§ Exercise task: Look over the entries that follow and work out how many lines contain "Application". State the number only.
━━━━━ Given information ━━━━━
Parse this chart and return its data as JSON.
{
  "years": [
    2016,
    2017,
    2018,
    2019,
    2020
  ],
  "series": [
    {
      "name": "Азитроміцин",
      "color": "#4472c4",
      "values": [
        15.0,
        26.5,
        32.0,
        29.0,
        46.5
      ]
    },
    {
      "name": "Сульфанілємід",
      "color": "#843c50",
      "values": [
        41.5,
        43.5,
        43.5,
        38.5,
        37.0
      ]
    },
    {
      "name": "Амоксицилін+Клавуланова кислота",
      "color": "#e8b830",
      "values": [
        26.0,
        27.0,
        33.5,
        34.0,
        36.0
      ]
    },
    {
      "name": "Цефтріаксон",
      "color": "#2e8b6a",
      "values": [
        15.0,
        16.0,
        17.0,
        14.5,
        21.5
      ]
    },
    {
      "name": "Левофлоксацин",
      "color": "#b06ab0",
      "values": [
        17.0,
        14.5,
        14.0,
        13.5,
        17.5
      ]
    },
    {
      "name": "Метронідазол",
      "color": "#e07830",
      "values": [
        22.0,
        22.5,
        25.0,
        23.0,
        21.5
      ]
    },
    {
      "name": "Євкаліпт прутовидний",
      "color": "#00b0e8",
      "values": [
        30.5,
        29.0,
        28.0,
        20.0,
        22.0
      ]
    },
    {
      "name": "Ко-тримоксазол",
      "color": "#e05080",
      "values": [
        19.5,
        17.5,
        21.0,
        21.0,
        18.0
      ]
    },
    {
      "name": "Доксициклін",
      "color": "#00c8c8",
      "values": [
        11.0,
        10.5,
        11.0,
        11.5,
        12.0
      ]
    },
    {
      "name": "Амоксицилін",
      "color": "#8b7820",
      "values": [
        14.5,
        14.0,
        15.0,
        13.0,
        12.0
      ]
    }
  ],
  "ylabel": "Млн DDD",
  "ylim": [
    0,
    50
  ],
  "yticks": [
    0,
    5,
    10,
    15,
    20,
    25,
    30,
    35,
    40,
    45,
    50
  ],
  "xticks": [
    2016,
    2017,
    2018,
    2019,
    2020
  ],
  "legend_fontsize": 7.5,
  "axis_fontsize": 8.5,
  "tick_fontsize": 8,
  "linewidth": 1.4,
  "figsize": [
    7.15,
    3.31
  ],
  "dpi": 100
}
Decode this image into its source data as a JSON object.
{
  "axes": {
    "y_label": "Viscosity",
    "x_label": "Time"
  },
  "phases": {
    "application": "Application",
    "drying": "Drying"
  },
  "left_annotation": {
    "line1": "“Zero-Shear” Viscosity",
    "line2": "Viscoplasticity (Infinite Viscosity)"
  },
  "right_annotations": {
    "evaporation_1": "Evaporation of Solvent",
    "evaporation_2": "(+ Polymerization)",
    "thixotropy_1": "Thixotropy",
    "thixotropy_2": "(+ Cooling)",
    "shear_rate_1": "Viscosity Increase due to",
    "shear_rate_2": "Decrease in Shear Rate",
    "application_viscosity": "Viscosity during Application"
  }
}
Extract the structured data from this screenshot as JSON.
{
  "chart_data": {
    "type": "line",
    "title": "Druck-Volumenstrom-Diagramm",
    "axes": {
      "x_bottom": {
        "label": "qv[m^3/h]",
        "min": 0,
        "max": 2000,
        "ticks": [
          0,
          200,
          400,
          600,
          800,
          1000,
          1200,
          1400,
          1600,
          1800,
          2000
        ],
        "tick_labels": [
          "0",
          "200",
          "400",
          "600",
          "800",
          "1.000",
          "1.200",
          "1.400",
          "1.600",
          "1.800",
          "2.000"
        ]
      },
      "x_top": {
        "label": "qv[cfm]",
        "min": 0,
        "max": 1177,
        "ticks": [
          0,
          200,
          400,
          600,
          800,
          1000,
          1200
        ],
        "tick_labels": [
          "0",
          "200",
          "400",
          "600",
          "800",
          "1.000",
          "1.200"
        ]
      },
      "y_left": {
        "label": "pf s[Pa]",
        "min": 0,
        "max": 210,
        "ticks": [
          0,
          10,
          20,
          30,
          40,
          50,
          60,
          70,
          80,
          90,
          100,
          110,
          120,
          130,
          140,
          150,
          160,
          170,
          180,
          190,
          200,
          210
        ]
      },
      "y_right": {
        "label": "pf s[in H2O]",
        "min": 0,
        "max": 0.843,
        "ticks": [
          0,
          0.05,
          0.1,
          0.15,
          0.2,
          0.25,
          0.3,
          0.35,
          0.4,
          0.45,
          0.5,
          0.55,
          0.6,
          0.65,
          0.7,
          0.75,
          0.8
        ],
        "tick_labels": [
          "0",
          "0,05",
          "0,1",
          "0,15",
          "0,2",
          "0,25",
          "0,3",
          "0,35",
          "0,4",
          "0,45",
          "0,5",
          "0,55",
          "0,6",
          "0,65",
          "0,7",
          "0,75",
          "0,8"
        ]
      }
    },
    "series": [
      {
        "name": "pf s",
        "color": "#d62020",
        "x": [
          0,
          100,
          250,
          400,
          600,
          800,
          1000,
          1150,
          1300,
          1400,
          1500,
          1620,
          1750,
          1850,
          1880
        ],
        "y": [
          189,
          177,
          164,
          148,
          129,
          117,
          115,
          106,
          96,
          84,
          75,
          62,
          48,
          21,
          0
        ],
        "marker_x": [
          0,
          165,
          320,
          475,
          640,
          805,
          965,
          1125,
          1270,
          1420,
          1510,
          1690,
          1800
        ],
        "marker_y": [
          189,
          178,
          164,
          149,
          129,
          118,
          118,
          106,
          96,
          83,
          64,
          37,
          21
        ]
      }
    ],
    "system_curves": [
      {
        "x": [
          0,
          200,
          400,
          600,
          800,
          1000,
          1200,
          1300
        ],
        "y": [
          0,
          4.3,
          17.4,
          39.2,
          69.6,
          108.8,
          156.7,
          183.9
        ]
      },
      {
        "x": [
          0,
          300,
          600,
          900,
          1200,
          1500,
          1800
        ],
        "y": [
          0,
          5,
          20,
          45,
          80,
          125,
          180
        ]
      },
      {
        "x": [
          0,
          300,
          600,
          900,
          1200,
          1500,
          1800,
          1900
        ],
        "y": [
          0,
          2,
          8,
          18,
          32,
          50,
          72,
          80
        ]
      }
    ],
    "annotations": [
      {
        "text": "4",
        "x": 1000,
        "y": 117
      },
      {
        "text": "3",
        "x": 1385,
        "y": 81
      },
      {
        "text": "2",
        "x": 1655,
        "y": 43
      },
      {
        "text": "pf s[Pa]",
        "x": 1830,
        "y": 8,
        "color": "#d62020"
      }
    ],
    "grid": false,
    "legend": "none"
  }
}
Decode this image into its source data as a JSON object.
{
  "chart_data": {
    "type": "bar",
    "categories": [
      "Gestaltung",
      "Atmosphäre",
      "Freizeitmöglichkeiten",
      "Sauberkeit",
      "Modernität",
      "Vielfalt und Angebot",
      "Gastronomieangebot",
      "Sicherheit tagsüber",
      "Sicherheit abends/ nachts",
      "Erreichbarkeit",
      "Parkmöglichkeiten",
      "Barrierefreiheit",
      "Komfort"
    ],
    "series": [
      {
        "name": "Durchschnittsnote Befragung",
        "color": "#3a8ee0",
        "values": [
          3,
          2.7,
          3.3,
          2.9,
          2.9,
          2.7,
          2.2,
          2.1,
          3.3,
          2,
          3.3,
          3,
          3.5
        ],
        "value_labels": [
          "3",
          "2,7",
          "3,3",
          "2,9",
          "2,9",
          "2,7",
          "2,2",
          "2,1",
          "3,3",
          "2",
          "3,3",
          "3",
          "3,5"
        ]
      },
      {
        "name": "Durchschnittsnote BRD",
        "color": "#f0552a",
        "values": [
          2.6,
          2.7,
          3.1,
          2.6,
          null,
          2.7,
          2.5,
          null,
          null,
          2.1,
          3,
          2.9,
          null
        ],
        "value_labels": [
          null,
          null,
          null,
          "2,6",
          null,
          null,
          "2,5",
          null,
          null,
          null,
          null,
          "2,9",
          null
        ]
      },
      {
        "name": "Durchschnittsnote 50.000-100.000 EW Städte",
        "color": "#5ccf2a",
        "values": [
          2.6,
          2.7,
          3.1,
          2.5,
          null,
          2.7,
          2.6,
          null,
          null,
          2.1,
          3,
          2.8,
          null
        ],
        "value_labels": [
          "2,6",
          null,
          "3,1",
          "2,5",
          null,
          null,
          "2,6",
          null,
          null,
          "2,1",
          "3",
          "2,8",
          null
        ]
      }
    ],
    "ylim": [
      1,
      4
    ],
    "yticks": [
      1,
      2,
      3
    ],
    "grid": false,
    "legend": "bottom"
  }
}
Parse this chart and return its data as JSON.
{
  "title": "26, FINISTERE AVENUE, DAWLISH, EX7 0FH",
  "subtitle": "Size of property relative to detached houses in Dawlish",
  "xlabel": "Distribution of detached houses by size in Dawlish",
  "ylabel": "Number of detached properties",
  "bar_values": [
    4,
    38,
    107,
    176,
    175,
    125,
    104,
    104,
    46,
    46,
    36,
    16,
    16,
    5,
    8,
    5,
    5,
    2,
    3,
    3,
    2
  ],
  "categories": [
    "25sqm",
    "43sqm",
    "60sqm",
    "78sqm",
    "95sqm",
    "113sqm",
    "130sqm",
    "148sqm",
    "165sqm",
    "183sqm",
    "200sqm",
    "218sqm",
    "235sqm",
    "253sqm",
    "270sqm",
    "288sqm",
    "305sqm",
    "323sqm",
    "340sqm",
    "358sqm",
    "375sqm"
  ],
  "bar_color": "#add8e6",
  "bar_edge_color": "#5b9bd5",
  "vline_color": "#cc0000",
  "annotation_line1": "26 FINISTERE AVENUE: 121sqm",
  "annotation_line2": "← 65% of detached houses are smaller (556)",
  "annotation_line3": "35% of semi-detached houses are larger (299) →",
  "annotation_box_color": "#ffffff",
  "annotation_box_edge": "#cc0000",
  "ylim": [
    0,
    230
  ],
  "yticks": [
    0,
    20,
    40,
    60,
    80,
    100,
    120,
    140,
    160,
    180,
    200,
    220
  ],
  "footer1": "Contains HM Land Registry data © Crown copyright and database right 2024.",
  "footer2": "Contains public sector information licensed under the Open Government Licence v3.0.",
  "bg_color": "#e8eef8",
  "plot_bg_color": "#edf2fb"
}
━━━━━
§ Answer in full: 2